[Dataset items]
________________________

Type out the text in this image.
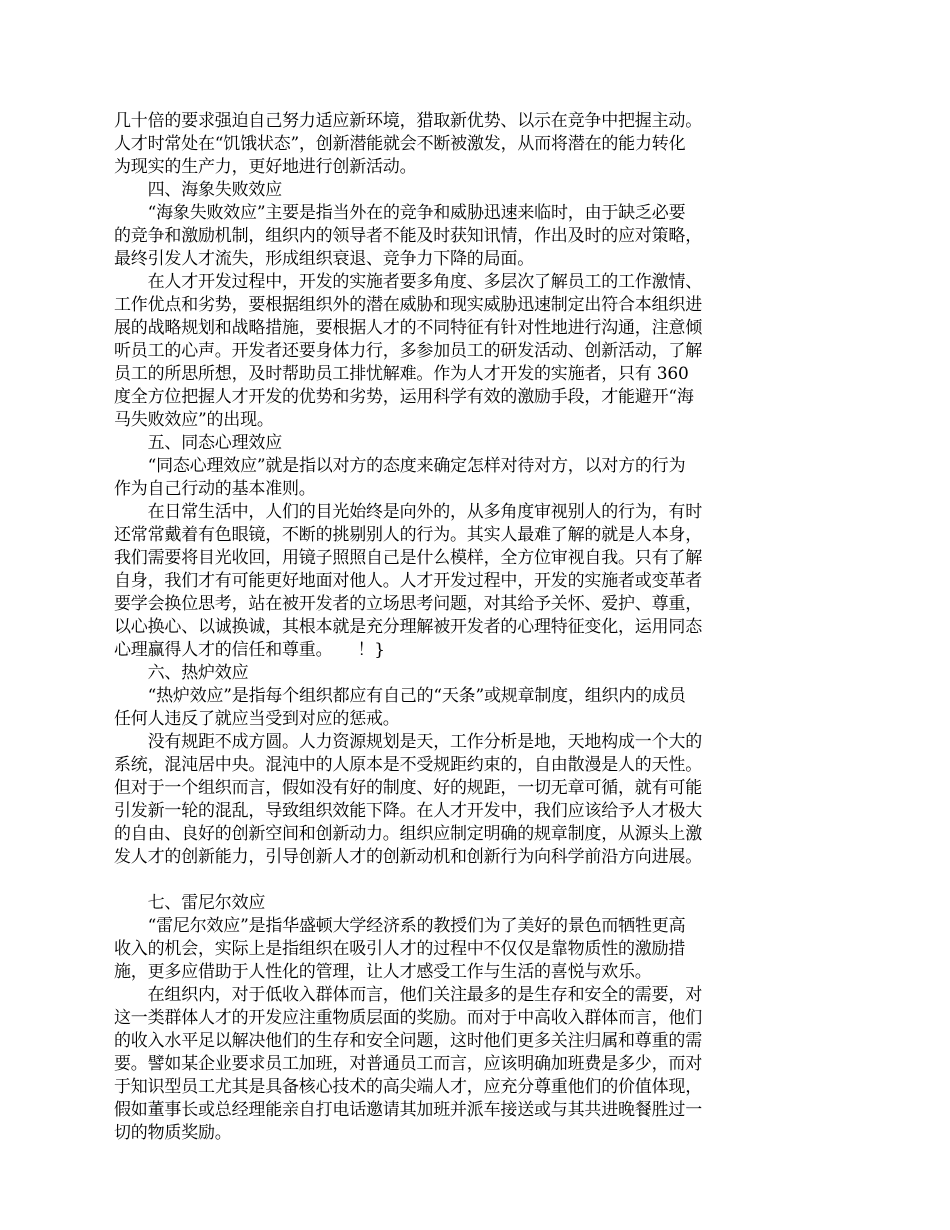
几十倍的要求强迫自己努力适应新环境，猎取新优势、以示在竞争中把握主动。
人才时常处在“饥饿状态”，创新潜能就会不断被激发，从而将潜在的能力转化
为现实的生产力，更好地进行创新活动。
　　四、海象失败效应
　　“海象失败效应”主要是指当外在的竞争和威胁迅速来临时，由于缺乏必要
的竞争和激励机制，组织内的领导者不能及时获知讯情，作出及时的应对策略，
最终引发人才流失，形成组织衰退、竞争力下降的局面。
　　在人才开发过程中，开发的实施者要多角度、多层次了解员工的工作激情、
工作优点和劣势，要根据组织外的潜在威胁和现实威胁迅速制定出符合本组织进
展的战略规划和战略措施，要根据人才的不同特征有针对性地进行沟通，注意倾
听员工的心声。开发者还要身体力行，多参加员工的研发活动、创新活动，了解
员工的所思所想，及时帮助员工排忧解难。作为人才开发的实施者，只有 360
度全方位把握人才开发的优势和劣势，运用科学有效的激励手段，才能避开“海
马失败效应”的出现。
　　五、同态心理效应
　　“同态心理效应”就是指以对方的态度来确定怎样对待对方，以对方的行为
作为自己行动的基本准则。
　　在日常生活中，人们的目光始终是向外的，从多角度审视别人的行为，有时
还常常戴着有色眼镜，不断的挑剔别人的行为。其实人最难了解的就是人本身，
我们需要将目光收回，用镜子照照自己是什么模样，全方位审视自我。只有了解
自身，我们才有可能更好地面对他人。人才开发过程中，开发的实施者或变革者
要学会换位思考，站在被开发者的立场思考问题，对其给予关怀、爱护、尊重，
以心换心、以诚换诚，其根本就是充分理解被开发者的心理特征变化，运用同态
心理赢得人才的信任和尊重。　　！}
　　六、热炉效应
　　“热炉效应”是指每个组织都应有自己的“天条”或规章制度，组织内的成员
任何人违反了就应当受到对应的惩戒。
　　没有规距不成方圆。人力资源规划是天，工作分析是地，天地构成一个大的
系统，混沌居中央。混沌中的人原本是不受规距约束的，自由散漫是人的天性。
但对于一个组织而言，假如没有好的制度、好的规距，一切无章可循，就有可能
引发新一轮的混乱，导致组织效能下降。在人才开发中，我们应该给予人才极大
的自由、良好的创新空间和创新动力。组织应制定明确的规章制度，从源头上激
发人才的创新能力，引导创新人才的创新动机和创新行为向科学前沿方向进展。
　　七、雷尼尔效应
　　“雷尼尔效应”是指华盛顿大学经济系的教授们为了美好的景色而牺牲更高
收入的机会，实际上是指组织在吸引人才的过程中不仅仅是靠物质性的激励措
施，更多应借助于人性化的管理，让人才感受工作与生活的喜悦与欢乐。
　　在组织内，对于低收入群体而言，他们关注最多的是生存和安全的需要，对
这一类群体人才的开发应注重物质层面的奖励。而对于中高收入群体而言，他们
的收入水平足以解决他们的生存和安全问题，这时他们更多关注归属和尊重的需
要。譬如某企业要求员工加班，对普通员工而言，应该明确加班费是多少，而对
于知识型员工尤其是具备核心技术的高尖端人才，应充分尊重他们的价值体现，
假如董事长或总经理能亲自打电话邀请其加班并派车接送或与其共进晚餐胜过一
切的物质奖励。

________________________

Written request = What is the number of lines in these records that contain "热炉效应"? Reply with the number only.

Output for this exercise = 2